### Task prompt
Retype the records below word for word and omit any image.

### Supplied entries
——————
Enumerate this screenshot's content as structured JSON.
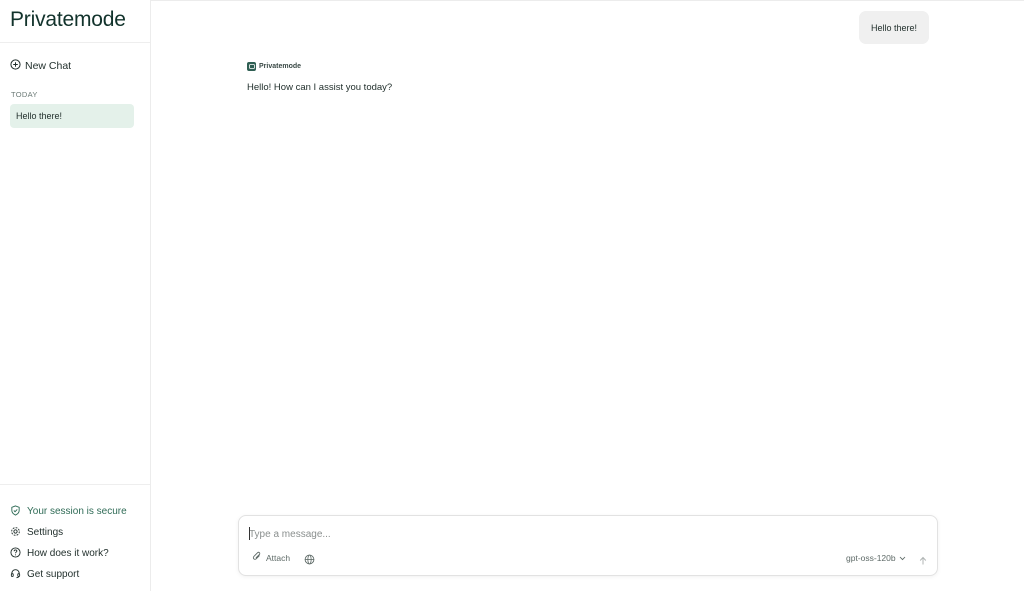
{
  "app": {
    "logo_text": "Privatemode"
  },
  "sidebar": {
    "new_chat_label": "New Chat",
    "section_label": "TODAY",
    "history": [
      {
        "label": "Hello there!"
      }
    ],
    "footer": [
      {
        "label": "Your session is secure",
        "icon": "shield-check-icon"
      },
      {
        "label": "Settings",
        "icon": "gear-icon"
      },
      {
        "label": "How does it work?",
        "icon": "help-circle-icon"
      },
      {
        "label": "Get support",
        "icon": "headset-icon"
      }
    ]
  },
  "conversation": {
    "user_message": "Hello there!",
    "assistant_name": "Privatemode",
    "assistant_message": "Hello! How can I assist you today?"
  },
  "composer": {
    "placeholder": "Type a message...",
    "value": "",
    "attach_label": "Attach",
    "model": "gpt-oss-120b"
  },
  "colors": {
    "accent": "#2f6b56",
    "selected_history_bg": "#e4f1ea",
    "user_bubble_bg": "#f0f0f0"
  }
}
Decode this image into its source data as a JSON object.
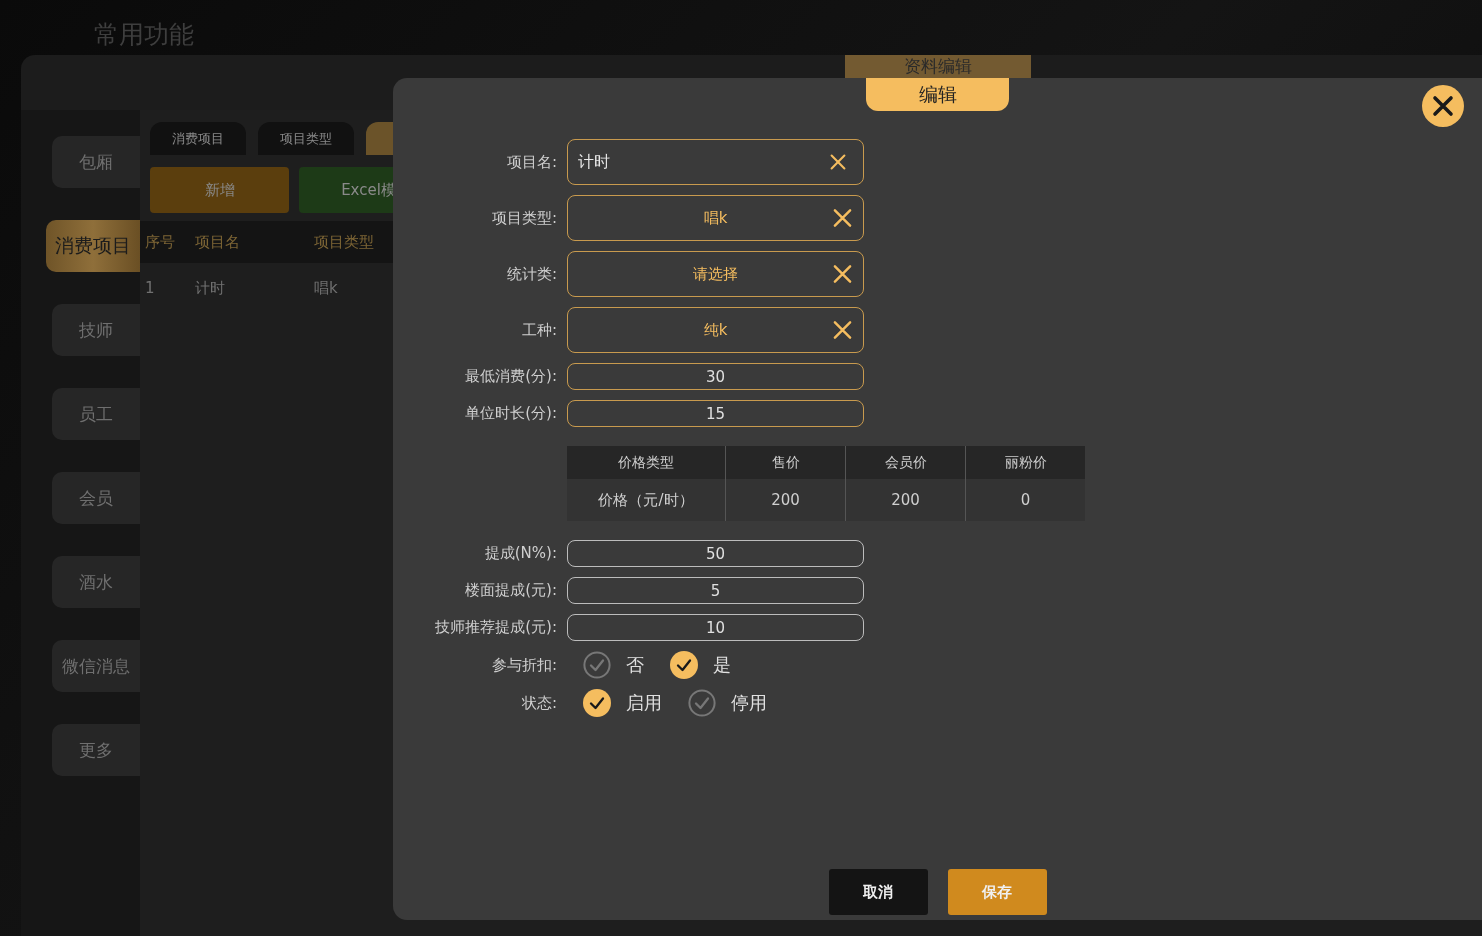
{
  "page_title": "常用功能",
  "sidebar": {
    "items": [
      {
        "label": "包厢",
        "selected": false
      },
      {
        "label": "消费项目",
        "selected": true
      },
      {
        "label": "技师",
        "selected": false
      },
      {
        "label": "员工",
        "selected": false
      },
      {
        "label": "会员",
        "selected": false
      },
      {
        "label": "酒水",
        "selected": false
      },
      {
        "label": "微信消息",
        "selected": false
      },
      {
        "label": "更多",
        "selected": false
      }
    ]
  },
  "tabs": [
    {
      "label": "消费项目",
      "selected": false
    },
    {
      "label": "项目类型",
      "selected": false
    },
    {
      "selected": true
    }
  ],
  "toolbar": {
    "buttons": [
      {
        "label": "新增",
        "kind": "add"
      },
      {
        "label": "Excel模",
        "kind": "excel"
      }
    ]
  },
  "table": {
    "columns": [
      "序号",
      "项目名",
      "项目类型"
    ],
    "rows": [
      [
        "1",
        "计时",
        "唱k"
      ]
    ]
  },
  "dialog": {
    "back_tab": "资料编辑",
    "title": "编辑",
    "fields": [
      {
        "label": "项目名:",
        "kind": "text",
        "value": "计时"
      },
      {
        "label": "项目类型:",
        "kind": "select",
        "value": "唱k"
      },
      {
        "label": "统计类:",
        "kind": "select",
        "placeholder": "请选择"
      },
      {
        "label": "工种:",
        "kind": "select",
        "value": "纯k"
      },
      {
        "label": "最低消费(分):",
        "kind": "number",
        "value": "30"
      },
      {
        "label": "单位时长(分):",
        "kind": "number",
        "value": "15"
      }
    ],
    "price_table": {
      "columns": [
        "价格类型",
        "售价",
        "会员价",
        "丽粉价"
      ],
      "rows": [
        [
          "价格（元/时）",
          "200",
          "200",
          "0"
        ]
      ]
    },
    "more_fields": [
      {
        "label": "提成(N%):",
        "kind": "plain",
        "value": "50"
      },
      {
        "label": "楼面提成(元):",
        "kind": "plain",
        "value": "5"
      },
      {
        "label": "技师推荐提成(元):",
        "kind": "plain",
        "value": "10"
      }
    ],
    "options": [
      {
        "label": "参与折扣:",
        "choices": [
          {
            "label": "否",
            "selected": false
          },
          {
            "label": "是",
            "selected": true
          }
        ]
      },
      {
        "label": "状态:",
        "choices": [
          {
            "label": "启用",
            "selected": true
          },
          {
            "label": "停用",
            "selected": false
          }
        ]
      }
    ],
    "buttons": [
      {
        "label": "取消",
        "kind": "cancel"
      },
      {
        "label": "保存",
        "kind": "save"
      }
    ]
  }
}
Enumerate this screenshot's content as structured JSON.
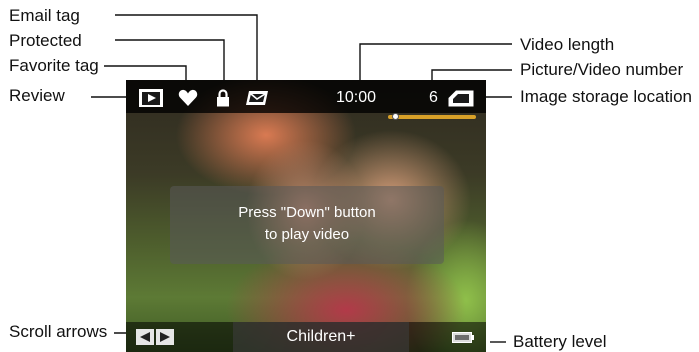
{
  "callouts": {
    "email_tag": "Email tag",
    "protected": "Protected",
    "favorite_tag": "Favorite tag",
    "review": "Review",
    "scroll_arrows": "Scroll arrows",
    "video_length": "Video length",
    "picture_video_number": "Picture/Video number",
    "image_storage_location": "Image storage location",
    "battery_level": "Battery level"
  },
  "screen": {
    "video_length": "10:00",
    "picture_number": "6",
    "message_line1": "Press \"Down\" button",
    "message_line2": "to play video",
    "album_label": "Children+",
    "video_progress": 0.05
  },
  "icons": {
    "review": "play-review-icon",
    "favorite": "heart-icon",
    "protected": "lock-icon",
    "email": "email-envelope-icon",
    "storage": "memory-card-icon",
    "scroll": "left-right-arrows-icon",
    "battery": "battery-icon"
  },
  "colors": {
    "leader_line": "#111111",
    "overlay_bar": "#000000",
    "progress_bar": "#d9a128"
  }
}
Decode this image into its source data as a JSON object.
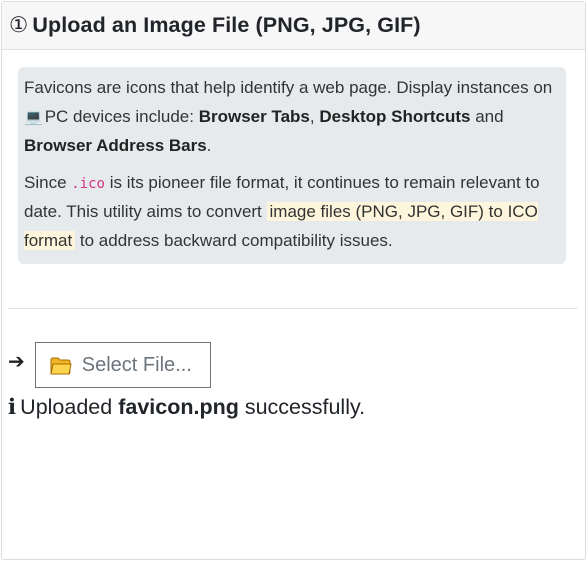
——————
### Output
Enumerate this screenshot's content as structured JSON.
{
  "app": {
    "logo_text": "Privatemode"
  },
  "sidebar": {
    "new_chat_label": "New Chat",
    "section_label": "TODAY",
    "history": [
      {
        "label": "Hello there!"
      }
    ],
    "footer": [
      {
        "label": "Your session is secure",
        "icon": "shield-check-icon"
      },
      {
        "label": "Settings",
        "icon": "gear-icon"
      },
      {
        "label": "How does it work?",
        "icon": "help-circle-icon"
      },
      {
        "label": "Get support",
        "icon": "headset-icon"
      }
    ]
  },
  "conversation": {
    "user_message": "Hello there!",
    "assistant_name": "Privatemode",
    "assistant_message": "Hello! How can I assist you today?"
  },
  "composer": {
    "placeholder": "Type a message...",
    "value": "",
    "attach_label": "Attach",
    "model": "gpt-oss-120b"
  },
  "colors": {
    "accent": "#2f6b56",
    "selected_history_bg": "#e4f1ea",
    "user_bubble_bg": "#f0f0f0"
  }
}
Decode this image into its source data as a JSON object.
{
  "page_title": "常用功能",
  "sidebar": {
    "items": [
      {
        "label": "包厢",
        "selected": false
      },
      {
        "label": "消费项目",
        "selected": true
      },
      {
        "label": "技师",
        "selected": false
      },
      {
        "label": "员工",
        "selected": false
      },
      {
        "label": "会员",
        "selected": false
      },
      {
        "label": "酒水",
        "selected": false
      },
      {
        "label": "微信消息",
        "selected": false
      },
      {
        "label": "更多",
        "selected": false
      }
    ]
  },
  "tabs": [
    {
      "label": "消费项目",
      "selected": false
    },
    {
      "label": "项目类型",
      "selected": false
    },
    {
      "selected": true
    }
  ],
  "toolbar": {
    "buttons": [
      {
        "label": "新增",
        "kind": "add"
      },
      {
        "label": "Excel模",
        "kind": "excel"
      }
    ]
  },
  "table": {
    "columns": [
      "序号",
      "项目名",
      "项目类型"
    ],
    "rows": [
      [
        "1",
        "计时",
        "唱k"
      ]
    ]
  },
  "dialog": {
    "back_tab": "资料编辑",
    "title": "编辑",
    "fields": [
      {
        "label": "项目名:",
        "kind": "text",
        "value": "计时"
      },
      {
        "label": "项目类型:",
        "kind": "select",
        "value": "唱k"
      },
      {
        "label": "统计类:",
        "kind": "select",
        "placeholder": "请选择"
      },
      {
        "label": "工种:",
        "kind": "select",
        "value": "纯k"
      },
      {
        "label": "最低消费(分):",
        "kind": "number",
        "value": "30"
      },
      {
        "label": "单位时长(分):",
        "kind": "number",
        "value": "15"
      }
    ],
    "price_table": {
      "columns": [
        "价格类型",
        "售价",
        "会员价",
        "丽粉价"
      ],
      "rows": [
        [
          "价格（元/时）",
          "200",
          "200",
          "0"
        ]
      ]
    },
    "more_fields": [
      {
        "label": "提成(N%):",
        "kind": "plain",
        "value": "50"
      },
      {
        "label": "楼面提成(元):",
        "kind": "plain",
        "value": "5"
      },
      {
        "label": "技师推荐提成(元):",
        "kind": "plain",
        "value": "10"
      }
    ],
    "options": [
      {
        "label": "参与折扣:",
        "choices": [
          {
            "label": "否",
            "selected": false
          },
          {
            "label": "是",
            "selected": true
          }
        ]
      },
      {
        "label": "状态:",
        "choices": [
          {
            "label": "启用",
            "selected": true
          },
          {
            "label": "停用",
            "selected": false
          }
        ]
      }
    ],
    "buttons": [
      {
        "label": "取消",
        "kind": "cancel"
      },
      {
        "label": "保存",
        "kind": "save"
      }
    ]
  }
}
Enumerate this screenshot's content as structured JSON.
{
  "callouts": {
    "email_tag": "Email tag",
    "protected": "Protected",
    "favorite_tag": "Favorite tag",
    "review": "Review",
    "scroll_arrows": "Scroll arrows",
    "video_length": "Video length",
    "picture_video_number": "Picture/Video number",
    "image_storage_location": "Image storage location",
    "battery_level": "Battery level"
  },
  "screen": {
    "video_length": "10:00",
    "picture_number": "6",
    "message_line1": "Press \"Down\" button",
    "message_line2": "to play video",
    "album_label": "Children+",
    "video_progress": 0.05
  },
  "icons": {
    "review": "play-review-icon",
    "favorite": "heart-icon",
    "protected": "lock-icon",
    "email": "email-envelope-icon",
    "storage": "memory-card-icon",
    "scroll": "left-right-arrows-icon",
    "battery": "battery-icon"
  },
  "colors": {
    "leader_line": "#111111",
    "overlay_bar": "#000000",
    "progress_bar": "#d9a128"
  }
}
Decode this image into its source data as a JSON object.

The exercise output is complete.